┌─ RECORDS FOR THIS EXERCISE
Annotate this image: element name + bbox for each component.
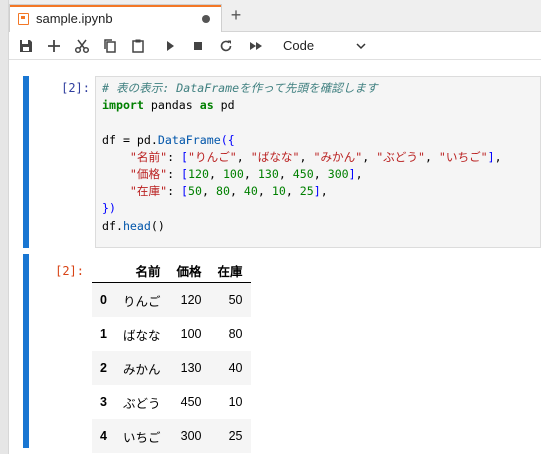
active-cell-indicator xyxy=(23,76,29,248)
code-line: import pandas as pd xyxy=(102,98,235,113)
table-cell: ばなな xyxy=(122,328,161,343)
code-line: # 表の表示: DataFrameを作って先頭を確認します xyxy=(102,81,378,95)
table-cell: みかん xyxy=(122,362,161,377)
dataframe-table: 名前 価格 在庫 0 りんご 120 50 1 ばなな 100 80 2 みかん… xyxy=(92,258,251,453)
code-editor[interactable]: # 表の表示: DataFrameを作って先頭を確認します import pan… xyxy=(95,76,541,248)
table-cell: 120 xyxy=(180,293,202,307)
stop-icon[interactable] xyxy=(189,37,207,55)
input-prompt: [2]: xyxy=(61,81,90,95)
code-line: "名前": ["りんご", "ばなな", "みかん", "ぶどう", "いちご"… xyxy=(129,149,502,164)
row-index: 1 xyxy=(100,327,107,341)
code-line: df.head() xyxy=(102,218,165,233)
paste-icon[interactable] xyxy=(129,37,147,55)
row-index: 0 xyxy=(100,293,107,307)
code-content: # 表の表示: DataFrameを作って先頭を確認します import pan… xyxy=(102,80,502,235)
table-cell: 25 xyxy=(228,429,243,443)
save-icon[interactable] xyxy=(17,37,35,55)
code-line: df = pd.DataFrame({ xyxy=(102,132,235,147)
left-sidebar xyxy=(0,0,9,454)
table-cell: りんご xyxy=(122,294,161,309)
table-row: 0 りんご 120 50 xyxy=(92,282,251,317)
table-header-row: 名前 価格 在庫 xyxy=(92,258,251,283)
copy-icon[interactable] xyxy=(101,37,119,55)
table-cell: 50 xyxy=(228,293,243,307)
table-cell: ぶどう xyxy=(122,396,161,411)
column-header: 在庫 xyxy=(209,258,251,283)
notebook-icon xyxy=(18,13,29,25)
table-cell: いちご xyxy=(122,430,161,445)
table-cell: 10 xyxy=(228,395,243,409)
tab-active-indicator xyxy=(10,5,221,7)
table-cell: 450 xyxy=(180,395,202,409)
table-row: 2 みかん 130 40 xyxy=(92,351,251,385)
add-cell-icon[interactable] xyxy=(45,37,63,55)
notebook-toolbar: Code xyxy=(9,32,541,60)
unsaved-dot-icon[interactable] xyxy=(202,15,210,23)
tab-label: sample.ipynb xyxy=(36,11,113,26)
run-icon[interactable] xyxy=(161,37,179,55)
column-header: 名前 xyxy=(114,258,169,283)
table-row: 1 ばなな 100 80 xyxy=(92,317,251,351)
table-row: 4 いちご 300 25 xyxy=(92,419,251,453)
tab-bar: sample.ipynb + xyxy=(9,0,541,32)
index-header xyxy=(92,258,115,283)
output-cell-indicator xyxy=(23,254,29,448)
column-header: 価格 xyxy=(168,258,210,283)
code-line: }) xyxy=(102,201,116,216)
output-prompt: [2]: xyxy=(55,264,84,278)
notebook-window: sample.ipynb + Code [2]: # 表の表示: DataFra… xyxy=(0,0,541,454)
code-line: "在庫": [50, 80, 40, 10, 25], xyxy=(129,184,328,199)
table-cell: 300 xyxy=(180,429,202,443)
row-index: 2 xyxy=(100,361,107,375)
cut-icon[interactable] xyxy=(73,37,91,55)
table-cell: 130 xyxy=(180,361,202,375)
row-index: 3 xyxy=(100,395,107,409)
table-cell: 100 xyxy=(180,327,202,341)
code-line: "価格": [120, 100, 130, 450, 300], xyxy=(129,167,363,182)
table-row: 3 ぶどう 450 10 xyxy=(92,385,251,419)
row-index: 4 xyxy=(100,429,107,443)
new-tab-button[interactable]: + xyxy=(225,4,247,28)
restart-icon[interactable] xyxy=(217,37,235,55)
cell-type-dropdown[interactable]: Code xyxy=(281,36,373,56)
table-cell: 40 xyxy=(228,361,243,375)
fast-forward-icon[interactable] xyxy=(247,37,265,55)
tab-sample-ipynb[interactable]: sample.ipynb xyxy=(9,4,222,32)
chevron-down-icon xyxy=(355,39,367,57)
table-cell: 80 xyxy=(228,327,243,341)
cell-type-value: Code xyxy=(283,38,315,53)
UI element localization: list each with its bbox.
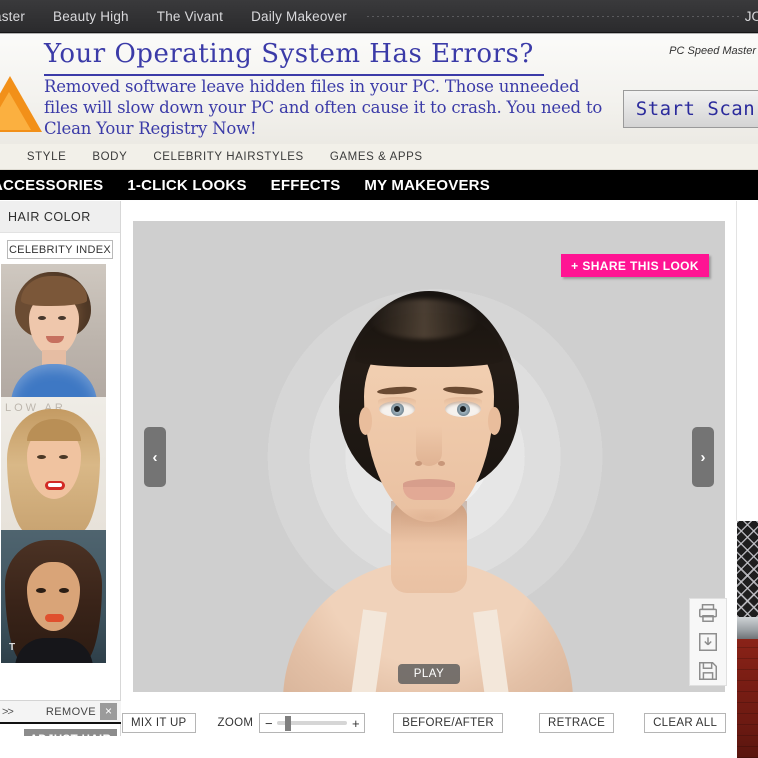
└─
= AIM =
Copy the rows word for word, beginning at the line that contains "active-cell-indicator xyxy=(23,76,29,248)" and stopping after the line that contains "table-cell: みかん xyxy=(122,362,161,377)".

= OUTPUT OF THE EXERCISE =
active-cell-indicator xyxy=(23,76,29,248)
code-line: import pandas as pd xyxy=(102,98,235,113)
table-cell: ばなな xyxy=(122,328,161,343)
code-line: # 表の表示: DataFrameを作って先頭を確認します xyxy=(102,81,378,95)
table-cell: みかん xyxy=(122,362,161,377)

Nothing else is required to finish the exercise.